Look through the records that follow. Copy every line containing the word "главой".

* Dataset rows *
** Begin **

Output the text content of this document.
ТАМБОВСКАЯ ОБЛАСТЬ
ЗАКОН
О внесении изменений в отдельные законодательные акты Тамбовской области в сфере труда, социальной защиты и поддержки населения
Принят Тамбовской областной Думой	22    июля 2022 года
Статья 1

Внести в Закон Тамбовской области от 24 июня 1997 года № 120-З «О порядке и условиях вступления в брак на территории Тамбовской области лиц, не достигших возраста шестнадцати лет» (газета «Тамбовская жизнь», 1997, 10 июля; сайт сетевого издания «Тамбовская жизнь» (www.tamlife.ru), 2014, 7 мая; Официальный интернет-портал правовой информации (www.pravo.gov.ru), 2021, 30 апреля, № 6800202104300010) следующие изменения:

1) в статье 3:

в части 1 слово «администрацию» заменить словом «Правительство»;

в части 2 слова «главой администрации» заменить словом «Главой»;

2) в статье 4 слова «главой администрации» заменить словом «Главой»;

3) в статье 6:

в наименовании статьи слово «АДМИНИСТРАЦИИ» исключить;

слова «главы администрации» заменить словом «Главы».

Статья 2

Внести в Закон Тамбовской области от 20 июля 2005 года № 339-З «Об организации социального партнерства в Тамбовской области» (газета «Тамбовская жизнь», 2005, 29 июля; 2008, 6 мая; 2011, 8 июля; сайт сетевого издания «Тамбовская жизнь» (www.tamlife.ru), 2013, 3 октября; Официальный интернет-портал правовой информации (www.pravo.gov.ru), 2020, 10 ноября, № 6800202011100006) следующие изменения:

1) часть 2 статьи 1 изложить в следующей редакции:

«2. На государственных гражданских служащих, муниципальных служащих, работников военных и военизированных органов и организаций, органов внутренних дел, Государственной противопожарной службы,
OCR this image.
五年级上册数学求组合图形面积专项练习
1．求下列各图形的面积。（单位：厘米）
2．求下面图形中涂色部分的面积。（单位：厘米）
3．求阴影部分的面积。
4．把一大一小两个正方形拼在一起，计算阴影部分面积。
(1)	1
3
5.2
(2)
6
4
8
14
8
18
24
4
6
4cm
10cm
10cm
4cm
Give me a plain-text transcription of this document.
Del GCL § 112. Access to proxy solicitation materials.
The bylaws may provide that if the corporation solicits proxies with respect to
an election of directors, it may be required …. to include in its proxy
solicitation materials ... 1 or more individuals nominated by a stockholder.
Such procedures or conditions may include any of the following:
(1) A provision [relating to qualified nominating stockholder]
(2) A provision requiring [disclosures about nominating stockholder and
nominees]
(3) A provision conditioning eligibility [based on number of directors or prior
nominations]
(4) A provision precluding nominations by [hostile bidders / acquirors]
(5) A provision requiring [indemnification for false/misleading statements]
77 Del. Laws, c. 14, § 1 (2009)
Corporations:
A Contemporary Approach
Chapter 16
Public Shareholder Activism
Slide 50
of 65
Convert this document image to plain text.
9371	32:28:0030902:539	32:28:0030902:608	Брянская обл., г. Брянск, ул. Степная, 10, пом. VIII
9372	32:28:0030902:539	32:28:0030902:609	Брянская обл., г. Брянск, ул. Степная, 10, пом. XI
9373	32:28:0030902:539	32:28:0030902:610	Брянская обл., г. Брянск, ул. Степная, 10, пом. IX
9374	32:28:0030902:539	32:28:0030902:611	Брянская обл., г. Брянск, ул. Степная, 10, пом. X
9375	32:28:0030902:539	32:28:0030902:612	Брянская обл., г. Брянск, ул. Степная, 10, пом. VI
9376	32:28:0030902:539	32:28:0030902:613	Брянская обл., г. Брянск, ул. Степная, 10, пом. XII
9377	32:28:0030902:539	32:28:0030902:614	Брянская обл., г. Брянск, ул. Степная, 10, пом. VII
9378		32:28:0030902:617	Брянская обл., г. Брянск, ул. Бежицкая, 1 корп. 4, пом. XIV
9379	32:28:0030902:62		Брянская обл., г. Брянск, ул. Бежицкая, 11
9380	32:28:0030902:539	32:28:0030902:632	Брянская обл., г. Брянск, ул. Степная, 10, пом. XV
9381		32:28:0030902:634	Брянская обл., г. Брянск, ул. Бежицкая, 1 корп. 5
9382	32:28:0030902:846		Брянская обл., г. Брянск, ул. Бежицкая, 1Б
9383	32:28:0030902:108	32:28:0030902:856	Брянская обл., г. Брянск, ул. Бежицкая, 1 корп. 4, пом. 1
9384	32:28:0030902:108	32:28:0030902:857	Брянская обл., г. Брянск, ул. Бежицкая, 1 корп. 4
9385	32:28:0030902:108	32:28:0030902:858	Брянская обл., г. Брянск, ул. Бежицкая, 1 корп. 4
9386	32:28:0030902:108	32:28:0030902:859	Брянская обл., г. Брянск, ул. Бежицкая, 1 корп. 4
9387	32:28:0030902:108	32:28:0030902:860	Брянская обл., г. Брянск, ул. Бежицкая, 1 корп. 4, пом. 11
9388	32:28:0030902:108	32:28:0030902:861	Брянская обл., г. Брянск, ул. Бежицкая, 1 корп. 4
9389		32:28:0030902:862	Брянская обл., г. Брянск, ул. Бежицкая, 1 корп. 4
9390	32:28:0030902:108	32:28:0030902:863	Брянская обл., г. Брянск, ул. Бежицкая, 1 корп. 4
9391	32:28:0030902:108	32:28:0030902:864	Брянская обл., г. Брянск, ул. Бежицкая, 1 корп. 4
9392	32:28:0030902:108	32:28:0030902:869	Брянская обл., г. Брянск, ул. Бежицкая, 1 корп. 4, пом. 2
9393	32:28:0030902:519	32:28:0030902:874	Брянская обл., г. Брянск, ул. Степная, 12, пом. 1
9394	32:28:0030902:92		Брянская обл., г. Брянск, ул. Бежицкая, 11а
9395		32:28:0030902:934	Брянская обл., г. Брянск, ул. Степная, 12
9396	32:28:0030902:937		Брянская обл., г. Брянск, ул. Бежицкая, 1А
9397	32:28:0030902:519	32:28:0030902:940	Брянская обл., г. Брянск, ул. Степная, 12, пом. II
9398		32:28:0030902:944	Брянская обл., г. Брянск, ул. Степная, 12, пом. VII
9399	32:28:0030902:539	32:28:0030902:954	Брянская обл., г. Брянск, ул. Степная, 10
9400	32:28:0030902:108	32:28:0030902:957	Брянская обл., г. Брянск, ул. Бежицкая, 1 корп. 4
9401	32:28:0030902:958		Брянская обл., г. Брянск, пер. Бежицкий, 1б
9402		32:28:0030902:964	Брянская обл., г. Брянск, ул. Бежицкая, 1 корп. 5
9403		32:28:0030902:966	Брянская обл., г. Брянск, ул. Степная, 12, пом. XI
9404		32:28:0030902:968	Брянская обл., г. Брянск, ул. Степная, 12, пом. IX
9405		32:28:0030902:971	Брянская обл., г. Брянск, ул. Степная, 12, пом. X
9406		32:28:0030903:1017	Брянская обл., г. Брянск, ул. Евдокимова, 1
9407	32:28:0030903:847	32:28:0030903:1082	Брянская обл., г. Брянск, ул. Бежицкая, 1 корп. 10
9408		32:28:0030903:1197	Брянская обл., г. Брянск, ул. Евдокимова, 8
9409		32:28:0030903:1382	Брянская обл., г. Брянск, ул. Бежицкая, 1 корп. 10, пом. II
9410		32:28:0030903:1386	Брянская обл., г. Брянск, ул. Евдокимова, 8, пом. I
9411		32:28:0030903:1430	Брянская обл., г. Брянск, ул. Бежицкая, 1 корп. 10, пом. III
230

** End **

* Written reply *
в части 2 слова «главой администрации» заменить словом «Главой»;
2) в статье 4 слова «главой администрации» заменить словом «Главой»;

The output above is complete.